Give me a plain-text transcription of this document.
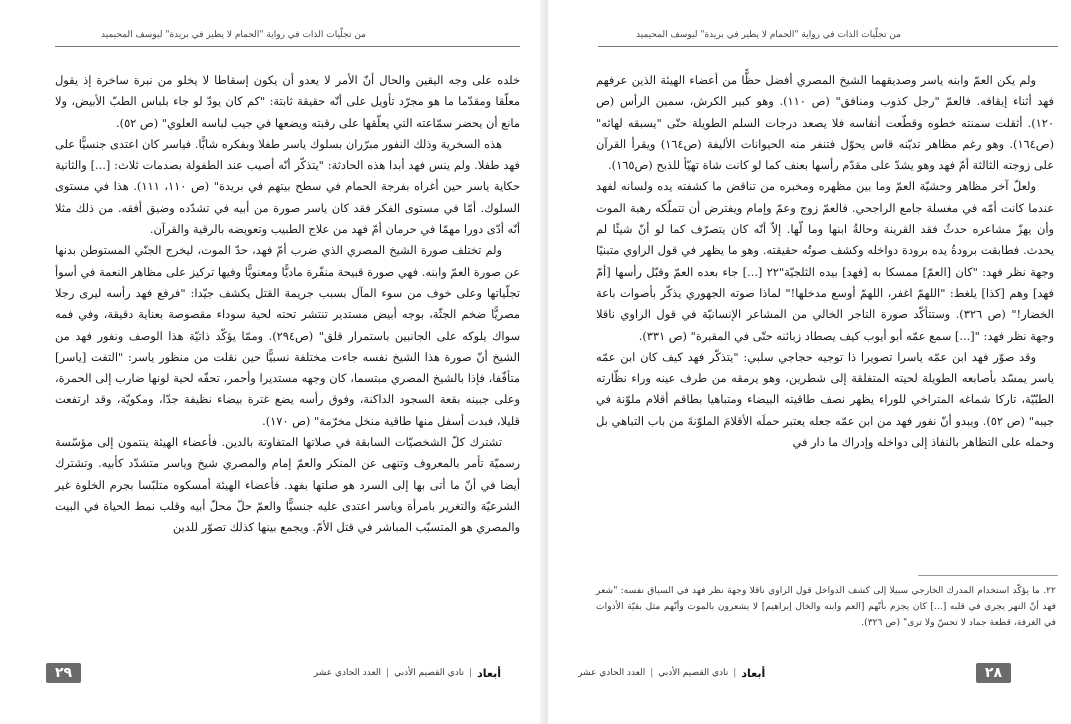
من تجلّيات الذات في رواية "الحمام لا يطير في بريدة" ليوسف المحيميد

خلده على وجه اليقين والحال أنّ الأمر لا يعدو أن يكون إسقاطا لا يخلو من نبرة ساخرة إذ يقول معلّقا ومقدّما ما هو مجرّد تأويل على أنّه حقيقة ثابتة: "كم كان يودّ لو جاء بلباس الطبّ الأبيض، ولا مانع أن يحضر سمّاعته التي يعلّقها على رقبته ويضعها في جيب لباسه العلوي" (ص ٥٢).

هذه السخرية وذلك النفور مبرّران بسلوك ياسر طفلا وبفكره شابًّا. فياسر كان اعتدى جنسيًّا على فهد طفلا. ولم ينس فهد أبدا هذه الحادثة: "يتذكّر أنّه أصيب عند الطفولة بصدمات ثلاث: [...] والثانية حكاية ياسر حين أغراه بفرجة الحمام في سطح بيتهم في بريدة" (ص ١١٠، ١١١). هذا في مستوى السلوك. أمّا في مستوى الفكر فقد كان ياسر صورة من أبيه في تشدّده وضيق أفقه. من ذلك مثلا أنّه أدّى دورا مهمّا في حرمان أمّ فهد من علاج الطبيب وتعويضه بالرقية والقرآن.

ولم تختلف صورة الشيخ المصري الذي ضرب أمّ فهد، حدّ الموت، ليخرج الجنّي المستوطن بدنها عن صورة العمّ وابنه. فهي صورة قبيحة منفّرة ماديًّا ومعنويًّا وفيها تركيز على مظاهر النعمة في أسوأ تجلّياتها وعلى خوف من سوء المآل بسبب جريمة القتل يكشف جيّدا: "فرفع فهد رأسه ليرى رجلا مصريًّا ضخم الجثّة، بوجه أبيض مستدير تنتشر تحته لحية سوداء مقصوصة بعناية دقيقة، وفي فمه سواك يلوكه على الجانبين باستمرار قلق" (ص٢٩٤). وممّا يؤكّد ذاتيّة هذا الوصف ونفور فهد من الشيخ أنّ صورة هذا الشيخ نفسه جاءت مختلفة نسبيًّا حين نقلت من منظور ياسر: "التفت [ياسر] متأفّفا، فإذا بالشيخ المصري مبتسما، كان وجهه مستديرا وأحمر، تحفّه لحية لونها ضارب إلى الحمرة، وعلى جبينه بقعة السجود الداكنة، وفوق رأسه يضع غترة بيضاء نظيفة جدّا، ومكويّة، وقد ارتفعت قليلا، فبدت أسفل منها طاقية منخل مخرّمة" (ص ١٧٠).

تشترك كلّ الشخصيّات السابقة في صلاتها المتفاوتة بالدين. فأعضاء الهيئة ينتمون إلى مؤسّسة رسميّة تأمر بالمعروف وتنهى عن المنكر والعمّ إمام والمصري شيخ وياسر متشدّد كأبيه. وتشترك أيضا في أنّ ما أتى بها إلى السرد هو صلتها بفهد. فأعضاء الهيئة أمسكوه متلبّسا بجرم الخلوة غير الشرعيّة والتغرير بامرأة وياسر اعتدى عليه جنسيًّا والعمّ حلّ محلّ أبيه وقلب نمط الحياة في البيت والمصري هو المتسبّب المباشر في قتل الأمّ. ويجمع بينها كذلك تصوّر للدين

أبعاد
|
نادي القصيم الأدبي
|
العدد الحادي عشر
٢٩
من تجلّيات الذات في رواية "الحمام لا يطير في بريدة" ليوسف المحيميد

ولم يكن العمّ وابنه ياسر وصديقهما الشيخ المصري أفضل حظًّا من أعضاء الهيئة الذين عرفهم فهد أثناء إيقافه. فالعمّ "رجل كذوب ومنافق" (ص ١١٠). وهو كبير الكرش، سمين الرأس (ص ١٢٠). أثقلت سمنته خطوه وقطّعت أنفاسه فلا يصعد درجات السلم الطويلة حتّى "يسبقه لهاثه" (ص١٦٤). وهو رغم مظاهر تديّنه قاس يحوّل فتنفر منه الحيوانات الأليفة (ص١٦٤) ويقرأ القرآن على زوجته الثالثة أمّ فهد وهو يشدّ على مقدّم رأسها بعنف كما لو كانت شاة تهيّأ للذبح (ص١٦٥).

ولعلّ آخر مظاهر وحشيّة العمّ وما بين مظهره ومخبره من تناقض ما كشفته يده ولسانه لفهد عندما كانت أمّه في مغسلة جامع الراجحي. فالعمّ زوج وعمّ وإمام ويفترض أن تتملّكه رهبة الموت وأن يهزّ مشاعره حدثٌ فقد القرينة وحالةُ ابنها وما لّها. إلاّ أنّه كان يتصرّف كما لو أنّ شيئًا لم يحدث. فطابقت برودةُ يده برودة دواخله وكشف صوتُه حقيقته. وهو ما يظهر في قول الراوي متبنيًا وجهة نظر فهد: "كان [العمّ] ممسكا به [فهد] بيده الثلجيّة"٢٢ [...] جاء بعده العمّ وقبّل رأسها [أمّ فهد] وهم [كذا] يلغط: "اللهمّ اغفر، اللهمّ أوسع مدخلها!" لماذا صوته الجهوري يذكّر بأصوات باعة الخضار!" (ص ٣٢٦). وستتأكّد صورة التاجر الخالي من المشاعر الإنسانيّة في قول الراوي ناقلا وجهة نظر فهد: "[...] سمع عمّه أبو أيوب كيف يصطاد زبائنه حتّى في المقبرة" (ص ٣٣١).

وقد صوّر فهد ابن عمّه ياسرا تصويرا ذا توجيه حجاجي سلبي: "يتذكّر فهد كيف كان ابن عمّه ياسر يمسّد بأصابعه الطويلة لحيته المتفلقة إلى شطرين، وهو يرمقه من طرف عينه وراء نظّارته الطبّيّة، تاركا شماغه المتراخي للوراء يظهر نصف طاقيته البيضاء ومتباهيا بطاقم أقلام ملوّنة في جيبه" (ص ٥٢). ويبدو أنّ نفور فهد من ابن عمّه جعله يعتبر حملَه الأقلامَ الملوّنةَ من باب التباهي بل وحمله على التظاهر بالنفاذ إلى دواخله وإدراك ما دار في

٢٢. ما يؤكّد استخدام المدرك الخارجي سبيلا إلى كشف الدواخل قول الراوي ناقلا وجهة نظر فهد في السياق نفسه: "شعر فهد أنّ النهر يجري في قلبه [...] كان يجزم بأنّهم [العم وابنه والخال إبراهيم] لا يشعرون بالموت وأنّهم مثل بقيّة الأدوات في الغرفة، قطعة جماد لا تحسّ ولا ترى" (ص ٣٢٦).
٢٨
أبعاد
|
نادي القصيم الأدبي
|
العدد الحادي عشر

▸ **Goal**: Without including any picture, repeat the data exactly.

▸ **Full answer**:
Give me a plain-text transcription of this document.
من تجلّيات الذات في رواية "الحمام لا يطير في بريدة" ليوسف المحيميد

خلده على وجه اليقين والحال أنّ الأمر لا يعدو أن يكون إسقاطا لا يخلو من نبرة ساخرة إذ يقول معلّقا ومقدّما ما هو مجرّد تأويل على أنّه حقيقة ثابتة: "كم كان يودّ لو جاء بلباس الطبّ الأبيض، ولا مانع أن يحضر سمّاعته التي يعلّقها على رقبته ويضعها في جيب لباسه العلوي" (ص ٥٢).

هذه السخرية وذلك النفور مبرّران بسلوك ياسر طفلا وبفكره شابًّا. فياسر كان اعتدى جنسيًّا على فهد طفلا. ولم ينس فهد أبدا هذه الحادثة: "يتذكّر أنّه أصيب عند الطفولة بصدمات ثلاث: [...] والثانية حكاية ياسر حين أغراه بفرجة الحمام في سطح بيتهم في بريدة" (ص ١١٠، ١١١). هذا في مستوى السلوك. أمّا في مستوى الفكر فقد كان ياسر صورة من أبيه في تشدّده وضيق أفقه. من ذلك مثلا أنّه أدّى دورا مهمّا في حرمان أمّ فهد من علاج الطبيب وتعويضه بالرقية والقرآن.

ولم تختلف صورة الشيخ المصري الذي ضرب أمّ فهد، حدّ الموت، ليخرج الجنّي المستوطن بدنها عن صورة العمّ وابنه. فهي صورة قبيحة منفّرة ماديًّا ومعنويًّا وفيها تركيز على مظاهر النعمة في أسوأ تجلّياتها وعلى خوف من سوء المآل بسبب جريمة القتل يكشف جيّدا: "فرفع فهد رأسه ليرى رجلا مصريًّا ضخم الجثّة، بوجه أبيض مستدير تنتشر تحته لحية سوداء مقصوصة بعناية دقيقة، وفي فمه سواك يلوكه على الجانبين باستمرار قلق" (ص٢٩٤). وممّا يؤكّد ذاتيّة هذا الوصف ونفور فهد من الشيخ أنّ صورة هذا الشيخ نفسه جاءت مختلفة نسبيًّا حين نقلت من منظور ياسر: "التفت [ياسر] متأفّفا، فإذا بالشيخ المصري مبتسما، كان وجهه مستديرا وأحمر، تحفّه لحية لونها ضارب إلى الحمرة، وعلى جبينه بقعة السجود الداكنة، وفوق رأسه يضع غترة بيضاء نظيفة جدّا، ومكويّة، وقد ارتفعت قليلا، فبدت أسفل منها طاقية منخل مخرّمة" (ص ١٧٠).

تشترك كلّ الشخصيّات السابقة في صلاتها المتفاوتة بالدين. فأعضاء الهيئة ينتمون إلى مؤسّسة رسميّة تأمر بالمعروف وتنهى عن المنكر والعمّ إمام والمصري شيخ وياسر متشدّد كأبيه. وتشترك أيضا في أنّ ما أتى بها إلى السرد هو صلتها بفهد. فأعضاء الهيئة أمسكوه متلبّسا بجرم الخلوة غير الشرعيّة والتغرير بامرأة وياسر اعتدى عليه جنسيًّا والعمّ حلّ محلّ أبيه وقلب نمط الحياة في البيت والمصري هو المتسبّب المباشر في قتل الأمّ. ويجمع بينها كذلك تصوّر للدين

أبعاد
|
نادي القصيم الأدبي
|
العدد الحادي عشر
٢٩
من تجلّيات الذات في رواية "الحمام لا يطير في بريدة" ليوسف المحيميد

ولم يكن العمّ وابنه ياسر وصديقهما الشيخ المصري أفضل حظًّا من أعضاء الهيئة الذين عرفهم فهد أثناء إيقافه. فالعمّ "رجل كذوب ومنافق" (ص ١١٠). وهو كبير الكرش، سمين الرأس (ص ١٢٠). أثقلت سمنته خطوه وقطّعت أنفاسه فلا يصعد درجات السلم الطويلة حتّى "يسبقه لهاثه" (ص١٦٤). وهو رغم مظاهر تديّنه قاس يحوّل فتنفر منه الحيوانات الأليفة (ص١٦٤) ويقرأ القرآن على زوجته الثالثة أمّ فهد وهو يشدّ على مقدّم رأسها بعنف كما لو كانت شاة تهيّأ للذبح (ص١٦٥).

ولعلّ آخر مظاهر وحشيّة العمّ وما بين مظهره ومخبره من تناقض ما كشفته يده ولسانه لفهد عندما كانت أمّه في مغسلة جامع الراجحي. فالعمّ زوج وعمّ وإمام ويفترض أن تتملّكه رهبة الموت وأن يهزّ مشاعره حدثٌ فقد القرينة وحالةُ ابنها وما لّها. إلاّ أنّه كان يتصرّف كما لو أنّ شيئًا لم يحدث. فطابقت برودةُ يده برودة دواخله وكشف صوتُه حقيقته. وهو ما يظهر في قول الراوي متبنيًا وجهة نظر فهد: "كان [العمّ] ممسكا به [فهد] بيده الثلجيّة"٢٢ [...] جاء بعده العمّ وقبّل رأسها [أمّ فهد] وهم [كذا] يلغط: "اللهمّ اغفر، اللهمّ أوسع مدخلها!" لماذا صوته الجهوري يذكّر بأصوات باعة الخضار!" (ص ٣٢٦). وستتأكّد صورة التاجر الخالي من المشاعر الإنسانيّة في قول الراوي ناقلا وجهة نظر فهد: "[...] سمع عمّه أبو أيوب كيف يصطاد زبائنه حتّى في المقبرة" (ص ٣٣١).

وقد صوّر فهد ابن عمّه ياسرا تصويرا ذا توجيه حجاجي سلبي: "يتذكّر فهد كيف كان ابن عمّه ياسر يمسّد بأصابعه الطويلة لحيته المتفلقة إلى شطرين، وهو يرمقه من طرف عينه وراء نظّارته الطبّيّة، تاركا شماغه المتراخي للوراء يظهر نصف طاقيته البيضاء ومتباهيا بطاقم أقلام ملوّنة في جيبه" (ص ٥٢). ويبدو أنّ نفور فهد من ابن عمّه جعله يعتبر حملَه الأقلامَ الملوّنةَ من باب التباهي بل وحمله على التظاهر بالنفاذ إلى دواخله وإدراك ما دار في

٢٢. ما يؤكّد استخدام المدرك الخارجي سبيلا إلى كشف الدواخل قول الراوي ناقلا وجهة نظر فهد في السياق نفسه: "شعر فهد أنّ النهر يجري في قلبه [...] كان يجزم بأنّهم [العم وابنه والخال إبراهيم] لا يشعرون بالموت وأنّهم مثل بقيّة الأدوات في الغرفة، قطعة جماد لا تحسّ ولا ترى" (ص ٣٢٦).
٢٨
أبعاد
|
نادي القصيم الأدبي
|
العدد الحادي عشر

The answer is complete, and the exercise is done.